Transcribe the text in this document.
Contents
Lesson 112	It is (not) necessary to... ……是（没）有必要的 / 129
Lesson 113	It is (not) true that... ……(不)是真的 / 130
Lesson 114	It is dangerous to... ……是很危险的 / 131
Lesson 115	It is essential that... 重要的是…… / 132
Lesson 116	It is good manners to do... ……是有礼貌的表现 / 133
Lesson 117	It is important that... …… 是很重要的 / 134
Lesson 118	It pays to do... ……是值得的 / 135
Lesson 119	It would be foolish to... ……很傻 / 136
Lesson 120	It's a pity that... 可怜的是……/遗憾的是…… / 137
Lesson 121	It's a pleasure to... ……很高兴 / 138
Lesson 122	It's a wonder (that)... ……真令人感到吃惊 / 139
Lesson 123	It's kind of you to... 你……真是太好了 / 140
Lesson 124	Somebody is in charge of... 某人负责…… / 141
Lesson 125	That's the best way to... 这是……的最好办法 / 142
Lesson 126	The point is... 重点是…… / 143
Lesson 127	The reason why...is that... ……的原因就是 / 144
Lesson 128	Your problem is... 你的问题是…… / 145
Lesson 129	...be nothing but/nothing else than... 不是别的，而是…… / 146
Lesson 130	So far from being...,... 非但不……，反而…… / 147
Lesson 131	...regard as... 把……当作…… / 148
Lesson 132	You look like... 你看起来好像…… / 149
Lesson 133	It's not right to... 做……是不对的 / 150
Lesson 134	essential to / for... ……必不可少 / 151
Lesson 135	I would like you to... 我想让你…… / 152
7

- **Required task**:
Select every line of the records holding the string "would".

- **Full response**:
Lesson 119	It would be foolish to... ……很傻 / 136
Lesson 135	I would like you to... 我想让你…… / 152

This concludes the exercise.